What you will do
How many lines of the records below contain the word "alapján"? Answer with the number alone.

=-=-=-=-=

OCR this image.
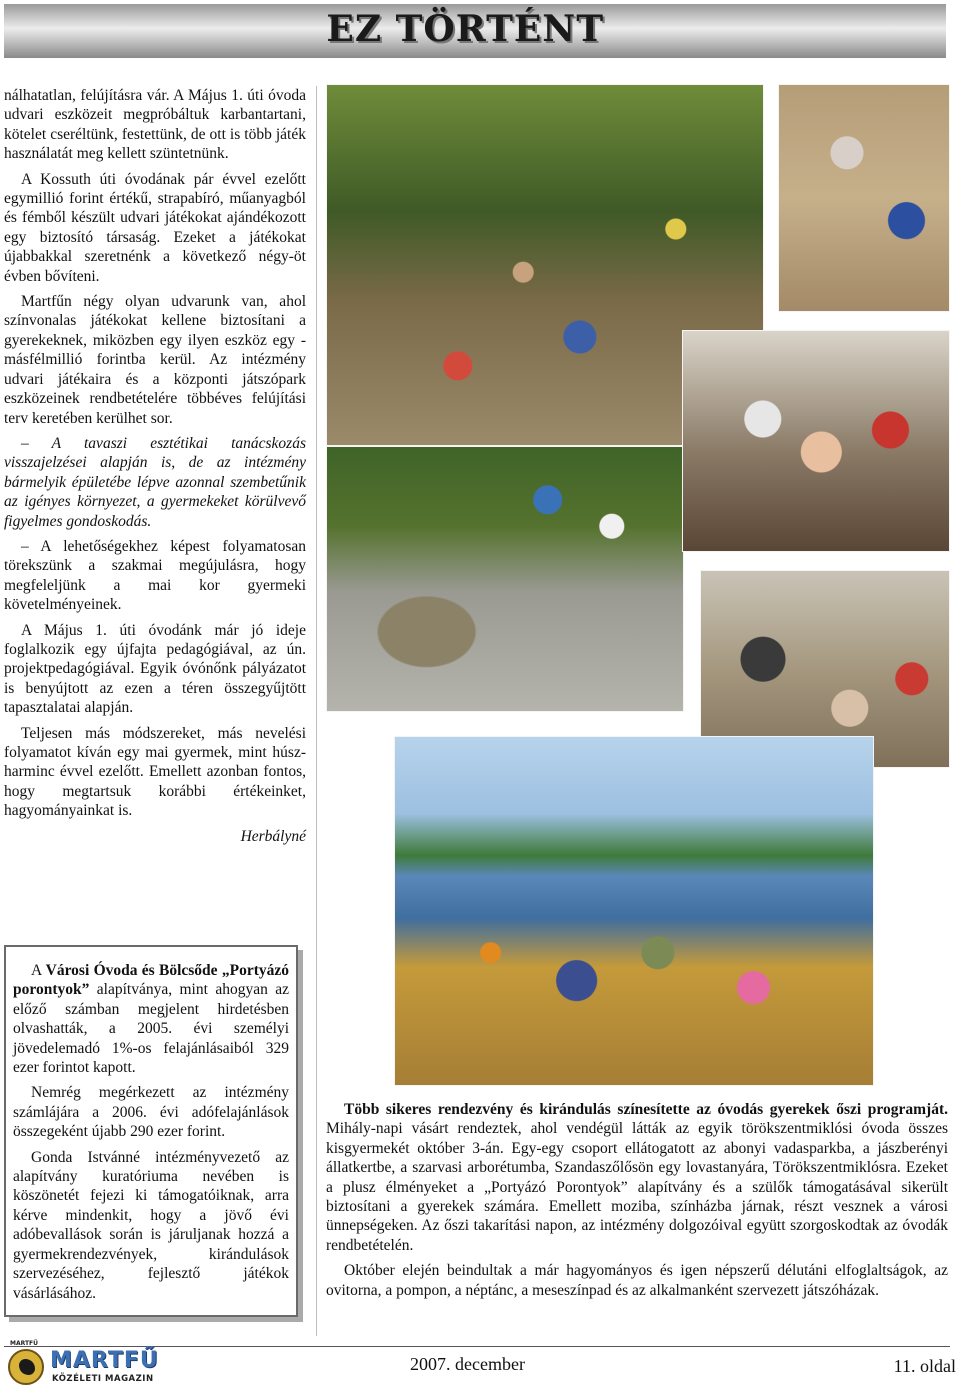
EZ TÖRTÉNT

nálhatatlan, felújításra vár. A Május 1. úti óvoda udvari eszközeit megpróbáltuk karbantartani, kötelet cseréltünk, festettünk, de ott is több játék használatát meg kellett szüntetnünk.

A Kossuth úti óvodának pár évvel ezelőtt egymillió forint értékű, strapabíró, műanyagból és fémből készült udvari játékokat ajándékozott egy biztosító társaság. Ezeket a játékokat újabbakkal szeretnénk a következő négy-öt évben bővíteni.

Martfűn négy olyan udvarunk van, ahol színvonalas játékokat kellene biztosítani a gyerekeknek, miközben egy ilyen eszköz egy - másfélmillió forintba kerül. Az intézmény udvari játékaira és a központi játszópark eszközeinek rendbetételére többéves felújítási terv keretében kerülhet sor.

– A tavaszi esztétikai tanácskozás visszajelzései alapján is, de az intézmény bármelyik épületébe lépve azonnal szembetűnik az igényes környezet, a gyermekeket körülvevő figyelmes gondoskodás.

– A lehetőségekhez képest folyamatosan törekszünk a szakmai megújulásra, hogy megfeleljünk a mai kor gyermeki követelményeinek.

A Május 1. úti óvodánk már jó ideje foglalkozik egy újfajta pedagógiával, az ún. projektpedagógiával. Egyik óvónőnk pályázatot is benyújtott az ezen a téren összegyűjtött tapasztalatai alapján.

Teljesen más módszereket, más nevelési folyamatot kíván egy mai gyermek, mint húsz-harminc évvel ezelőtt. Emellett azonban fontos, hogy megtartsuk korábbi értékeinket, hagyományainkat is.

Herbályné

A Városi Óvoda és Bölcsőde „Portyázó porontyok” alapítványa, mint ahogyan az előző számban megjelent hirdetésben olvashatták, a 2005. évi személyi jövedelemadó 1%-os felajánlásaiból 329 ezer forintot kapott.

Nemrég megérkezett az intézmény számlájára a 2006. évi adófelajánlások összegeként újabb 290 ezer forint.

Gonda Istvánné intézményvezető az alapítvány kuratóriuma nevében is köszönetét fejezi ki támogatóiknak, arra kérve mindenkit, hogy a jövő évi adóbevallások során is járuljanak hozzá a gyermekrendezvények, kirándulások szervezéséhez, fejlesztő játékok vásárlásához.

Több sikeres rendezvény és kirándulás színesítette az óvodás gyerekek őszi programját. Mihály-napi vásárt rendeztek, ahol vendégül látták az egyik törökszentmiklósi óvoda összes kisgyermekét október 3-án. Egy-egy csoport ellátogatott az abonyi vadasparkba, a jászberényi állatkertbe, a szarvasi arborétumba, Szandaszőlősön egy lovastanyára, Törökszentmiklósra. Ezeket a plusz élményeket a „Portyázó Porontyok” alapítvány és a szülők támogatásával sikerült biztosítani a gyerekek számára. Emellett moziba, színházba járnak, részt vesznek a városi ünnepségeken. Az őszi takarítási napon, az intézmény dolgozóival együtt szorgoskodtak az óvodák rendbetételén.

Október elején beindultak a már hagyományos és igen népszerű délutáni elfoglaltságok, az ovitorna, a pompon, a néptánc, a meseszínpad és az alkalmanként szervezett játszóházak.

MARTFŰ
MARTFŰ
KÖZÉLETI MAGAZIN
2007. december	11. oldal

=-=-=-=-=

Solution to the problem
2